Transcribe the records below exactly as they appear.

Records for this task =>
Start

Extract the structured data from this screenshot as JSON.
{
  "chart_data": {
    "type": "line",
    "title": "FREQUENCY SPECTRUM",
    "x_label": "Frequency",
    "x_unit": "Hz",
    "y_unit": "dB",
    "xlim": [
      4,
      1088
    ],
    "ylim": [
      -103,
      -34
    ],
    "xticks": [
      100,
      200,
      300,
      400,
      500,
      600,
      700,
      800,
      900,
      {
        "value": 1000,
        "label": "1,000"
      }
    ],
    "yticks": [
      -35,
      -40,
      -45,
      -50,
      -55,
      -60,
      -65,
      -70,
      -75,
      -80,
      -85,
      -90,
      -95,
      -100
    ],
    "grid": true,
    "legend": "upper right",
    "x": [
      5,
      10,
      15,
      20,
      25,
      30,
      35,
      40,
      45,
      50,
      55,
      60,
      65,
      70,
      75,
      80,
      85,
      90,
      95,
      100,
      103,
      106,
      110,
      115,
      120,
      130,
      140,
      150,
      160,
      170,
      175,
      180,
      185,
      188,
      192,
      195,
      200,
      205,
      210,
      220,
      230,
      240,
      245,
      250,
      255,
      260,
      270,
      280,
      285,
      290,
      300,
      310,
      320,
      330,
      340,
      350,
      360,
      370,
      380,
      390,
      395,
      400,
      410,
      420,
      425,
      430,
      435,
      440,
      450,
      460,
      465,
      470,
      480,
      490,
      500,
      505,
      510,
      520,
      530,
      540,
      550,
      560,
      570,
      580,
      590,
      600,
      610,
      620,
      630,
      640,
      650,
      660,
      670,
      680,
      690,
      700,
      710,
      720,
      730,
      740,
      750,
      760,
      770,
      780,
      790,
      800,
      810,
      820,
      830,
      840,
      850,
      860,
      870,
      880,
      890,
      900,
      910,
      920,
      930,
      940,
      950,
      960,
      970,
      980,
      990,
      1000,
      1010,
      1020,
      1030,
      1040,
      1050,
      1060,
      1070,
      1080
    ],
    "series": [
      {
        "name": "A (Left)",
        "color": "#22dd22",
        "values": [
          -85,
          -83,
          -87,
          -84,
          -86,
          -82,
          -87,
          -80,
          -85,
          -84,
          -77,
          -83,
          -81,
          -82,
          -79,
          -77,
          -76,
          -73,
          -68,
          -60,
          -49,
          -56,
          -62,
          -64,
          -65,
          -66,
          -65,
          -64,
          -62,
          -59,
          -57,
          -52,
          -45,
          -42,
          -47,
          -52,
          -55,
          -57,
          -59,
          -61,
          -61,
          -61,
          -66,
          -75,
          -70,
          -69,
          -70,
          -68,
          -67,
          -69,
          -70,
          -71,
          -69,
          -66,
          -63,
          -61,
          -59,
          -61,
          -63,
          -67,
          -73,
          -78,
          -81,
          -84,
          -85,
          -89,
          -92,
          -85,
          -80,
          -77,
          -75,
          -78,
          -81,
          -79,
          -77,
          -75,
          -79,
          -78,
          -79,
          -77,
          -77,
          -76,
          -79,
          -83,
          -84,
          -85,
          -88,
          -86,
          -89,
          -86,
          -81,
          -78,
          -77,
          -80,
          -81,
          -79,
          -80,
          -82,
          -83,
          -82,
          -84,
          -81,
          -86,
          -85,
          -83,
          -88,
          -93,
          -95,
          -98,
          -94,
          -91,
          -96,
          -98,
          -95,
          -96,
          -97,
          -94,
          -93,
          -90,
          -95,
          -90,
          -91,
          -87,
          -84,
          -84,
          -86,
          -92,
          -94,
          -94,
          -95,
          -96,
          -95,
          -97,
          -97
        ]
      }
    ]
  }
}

End

Full solution =>
Extract the structured data from this screenshot as JSON.
{
  "chart_data": {
    "type": "line",
    "title": "FREQUENCY SPECTRUM",
    "x_label": "Frequency",
    "x_unit": "Hz",
    "y_unit": "dB",
    "xlim": [
      4,
      1088
    ],
    "ylim": [
      -103,
      -34
    ],
    "xticks": [
      100,
      200,
      300,
      400,
      500,
      600,
      700,
      800,
      900,
      {
        "value": 1000,
        "label": "1,000"
      }
    ],
    "yticks": [
      -35,
      -40,
      -45,
      -50,
      -55,
      -60,
      -65,
      -70,
      -75,
      -80,
      -85,
      -90,
      -95,
      -100
    ],
    "grid": true,
    "legend": "upper right",
    "x": [
      5,
      10,
      15,
      20,
      25,
      30,
      35,
      40,
      45,
      50,
      55,
      60,
      65,
      70,
      75,
      80,
      85,
      90,
      95,
      100,
      103,
      106,
      110,
      115,
      120,
      130,
      140,
      150,
      160,
      170,
      175,
      180,
      185,
      188,
      192,
      195,
      200,
      205,
      210,
      220,
      230,
      240,
      245,
      250,
      255,
      260,
      270,
      280,
      285,
      290,
      300,
      310,
      320,
      330,
      340,
      350,
      360,
      370,
      380,
      390,
      395,
      400,
      410,
      420,
      425,
      430,
      435,
      440,
      450,
      460,
      465,
      470,
      480,
      490,
      500,
      505,
      510,
      520,
      530,
      540,
      550,
      560,
      570,
      580,
      590,
      600,
      610,
      620,
      630,
      640,
      650,
      660,
      670,
      680,
      690,
      700,
      710,
      720,
      730,
      740,
      750,
      760,
      770,
      780,
      790,
      800,
      810,
      820,
      830,
      840,
      850,
      860,
      870,
      880,
      890,
      900,
      910,
      920,
      930,
      940,
      950,
      960,
      970,
      980,
      990,
      1000,
      1010,
      1020,
      1030,
      1040,
      1050,
      1060,
      1070,
      1080
    ],
    "series": [
      {
        "name": "A (Left)",
        "color": "#22dd22",
        "values": [
          -85,
          -83,
          -87,
          -84,
          -86,
          -82,
          -87,
          -80,
          -85,
          -84,
          -77,
          -83,
          -81,
          -82,
          -79,
          -77,
          -76,
          -73,
          -68,
          -60,
          -49,
          -56,
          -62,
          -64,
          -65,
          -66,
          -65,
          -64,
          -62,
          -59,
          -57,
          -52,
          -45,
          -42,
          -47,
          -52,
          -55,
          -57,
          -59,
          -61,
          -61,
          -61,
          -66,
          -75,
          -70,
          -69,
          -70,
          -68,
          -67,
          -69,
          -70,
          -71,
          -69,
          -66,
          -63,
          -61,
          -59,
          -61,
          -63,
          -67,
          -73,
          -78,
          -81,
          -84,
          -85,
          -89,
          -92,
          -85,
          -80,
          -77,
          -75,
          -78,
          -81,
          -79,
          -77,
          -75,
          -79,
          -78,
          -79,
          -77,
          -77,
          -76,
          -79,
          -83,
          -84,
          -85,
          -88,
          -86,
          -89,
          -86,
          -81,
          -78,
          -77,
          -80,
          -81,
          -79,
          -80,
          -82,
          -83,
          -82,
          -84,
          -81,
          -86,
          -85,
          -83,
          -88,
          -93,
          -95,
          -98,
          -94,
          -91,
          -96,
          -98,
          -95,
          -96,
          -97,
          -94,
          -93,
          -90,
          -95,
          -90,
          -91,
          -87,
          -84,
          -84,
          -86,
          -92,
          -94,
          -94,
          -95,
          -96,
          -95,
          -97,
          -97
        ]
      }
    ]
  }
}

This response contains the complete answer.